* PROBLEM TO SOLVE *
Print out the entries below with no edits.

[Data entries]
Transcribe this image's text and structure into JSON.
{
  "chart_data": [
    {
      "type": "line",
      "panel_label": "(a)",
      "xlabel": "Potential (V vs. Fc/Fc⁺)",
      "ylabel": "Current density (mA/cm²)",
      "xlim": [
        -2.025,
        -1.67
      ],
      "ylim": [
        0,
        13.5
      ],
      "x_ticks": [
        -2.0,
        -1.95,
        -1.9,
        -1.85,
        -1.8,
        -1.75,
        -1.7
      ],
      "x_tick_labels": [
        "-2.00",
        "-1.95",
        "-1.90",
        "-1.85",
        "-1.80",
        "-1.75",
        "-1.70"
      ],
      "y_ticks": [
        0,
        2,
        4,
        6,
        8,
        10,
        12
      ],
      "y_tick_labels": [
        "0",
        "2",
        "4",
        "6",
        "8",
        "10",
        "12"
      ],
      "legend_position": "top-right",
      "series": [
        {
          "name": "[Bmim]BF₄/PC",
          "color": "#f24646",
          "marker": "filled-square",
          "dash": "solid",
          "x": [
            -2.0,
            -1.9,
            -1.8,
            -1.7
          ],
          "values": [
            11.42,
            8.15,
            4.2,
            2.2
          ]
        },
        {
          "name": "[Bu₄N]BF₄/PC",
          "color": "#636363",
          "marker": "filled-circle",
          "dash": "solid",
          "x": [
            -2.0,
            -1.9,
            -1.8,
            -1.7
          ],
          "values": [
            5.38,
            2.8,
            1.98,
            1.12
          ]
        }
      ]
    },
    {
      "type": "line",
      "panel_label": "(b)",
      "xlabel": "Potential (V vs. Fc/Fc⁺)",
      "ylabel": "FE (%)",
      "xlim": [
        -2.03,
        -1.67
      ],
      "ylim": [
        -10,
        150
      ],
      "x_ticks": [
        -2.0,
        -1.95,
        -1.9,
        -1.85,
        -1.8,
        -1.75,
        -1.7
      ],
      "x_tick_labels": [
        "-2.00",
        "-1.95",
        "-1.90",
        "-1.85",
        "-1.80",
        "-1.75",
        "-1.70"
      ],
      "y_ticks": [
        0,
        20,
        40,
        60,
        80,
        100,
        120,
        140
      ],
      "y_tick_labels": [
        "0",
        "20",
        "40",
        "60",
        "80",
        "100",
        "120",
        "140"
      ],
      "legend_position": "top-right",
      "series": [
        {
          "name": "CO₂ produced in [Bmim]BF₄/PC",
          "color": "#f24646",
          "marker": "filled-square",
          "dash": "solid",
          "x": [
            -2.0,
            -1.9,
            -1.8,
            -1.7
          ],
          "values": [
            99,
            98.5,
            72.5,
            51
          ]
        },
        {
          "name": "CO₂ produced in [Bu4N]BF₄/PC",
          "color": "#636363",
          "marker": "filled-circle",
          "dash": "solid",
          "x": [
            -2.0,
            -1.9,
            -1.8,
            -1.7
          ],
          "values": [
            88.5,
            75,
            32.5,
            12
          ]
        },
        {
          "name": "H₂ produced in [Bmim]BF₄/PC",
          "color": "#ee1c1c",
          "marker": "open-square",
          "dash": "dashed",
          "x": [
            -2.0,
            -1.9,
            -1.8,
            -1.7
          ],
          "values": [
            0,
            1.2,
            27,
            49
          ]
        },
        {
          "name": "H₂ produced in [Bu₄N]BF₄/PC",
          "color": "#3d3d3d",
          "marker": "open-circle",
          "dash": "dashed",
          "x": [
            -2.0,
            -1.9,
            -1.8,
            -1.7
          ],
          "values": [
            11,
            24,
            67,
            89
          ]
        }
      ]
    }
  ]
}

* FINISHED TASK *
Transcribe this image's text and structure into JSON.
{
  "chart_data": [
    {
      "type": "line",
      "panel_label": "(a)",
      "xlabel": "Potential (V vs. Fc/Fc⁺)",
      "ylabel": "Current density (mA/cm²)",
      "xlim": [
        -2.025,
        -1.67
      ],
      "ylim": [
        0,
        13.5
      ],
      "x_ticks": [
        -2.0,
        -1.95,
        -1.9,
        -1.85,
        -1.8,
        -1.75,
        -1.7
      ],
      "x_tick_labels": [
        "-2.00",
        "-1.95",
        "-1.90",
        "-1.85",
        "-1.80",
        "-1.75",
        "-1.70"
      ],
      "y_ticks": [
        0,
        2,
        4,
        6,
        8,
        10,
        12
      ],
      "y_tick_labels": [
        "0",
        "2",
        "4",
        "6",
        "8",
        "10",
        "12"
      ],
      "legend_position": "top-right",
      "series": [
        {
          "name": "[Bmim]BF₄/PC",
          "color": "#f24646",
          "marker": "filled-square",
          "dash": "solid",
          "x": [
            -2.0,
            -1.9,
            -1.8,
            -1.7
          ],
          "values": [
            11.42,
            8.15,
            4.2,
            2.2
          ]
        },
        {
          "name": "[Bu₄N]BF₄/PC",
          "color": "#636363",
          "marker": "filled-circle",
          "dash": "solid",
          "x": [
            -2.0,
            -1.9,
            -1.8,
            -1.7
          ],
          "values": [
            5.38,
            2.8,
            1.98,
            1.12
          ]
        }
      ]
    },
    {
      "type": "line",
      "panel_label": "(b)",
      "xlabel": "Potential (V vs. Fc/Fc⁺)",
      "ylabel": "FE (%)",
      "xlim": [
        -2.03,
        -1.67
      ],
      "ylim": [
        -10,
        150
      ],
      "x_ticks": [
        -2.0,
        -1.95,
        -1.9,
        -1.85,
        -1.8,
        -1.75,
        -1.7
      ],
      "x_tick_labels": [
        "-2.00",
        "-1.95",
        "-1.90",
        "-1.85",
        "-1.80",
        "-1.75",
        "-1.70"
      ],
      "y_ticks": [
        0,
        20,
        40,
        60,
        80,
        100,
        120,
        140
      ],
      "y_tick_labels": [
        "0",
        "20",
        "40",
        "60",
        "80",
        "100",
        "120",
        "140"
      ],
      "legend_position": "top-right",
      "series": [
        {
          "name": "CO₂ produced in [Bmim]BF₄/PC",
          "color": "#f24646",
          "marker": "filled-square",
          "dash": "solid",
          "x": [
            -2.0,
            -1.9,
            -1.8,
            -1.7
          ],
          "values": [
            99,
            98.5,
            72.5,
            51
          ]
        },
        {
          "name": "CO₂ produced in [Bu4N]BF₄/PC",
          "color": "#636363",
          "marker": "filled-circle",
          "dash": "solid",
          "x": [
            -2.0,
            -1.9,
            -1.8,
            -1.7
          ],
          "values": [
            88.5,
            75,
            32.5,
            12
          ]
        },
        {
          "name": "H₂ produced in [Bmim]BF₄/PC",
          "color": "#ee1c1c",
          "marker": "open-square",
          "dash": "dashed",
          "x": [
            -2.0,
            -1.9,
            -1.8,
            -1.7
          ],
          "values": [
            0,
            1.2,
            27,
            49
          ]
        },
        {
          "name": "H₂ produced in [Bu₄N]BF₄/PC",
          "color": "#3d3d3d",
          "marker": "open-circle",
          "dash": "dashed",
          "x": [
            -2.0,
            -1.9,
            -1.8,
            -1.7
          ],
          "values": [
            11,
            24,
            67,
            89
          ]
        }
      ]
    }
  ]
}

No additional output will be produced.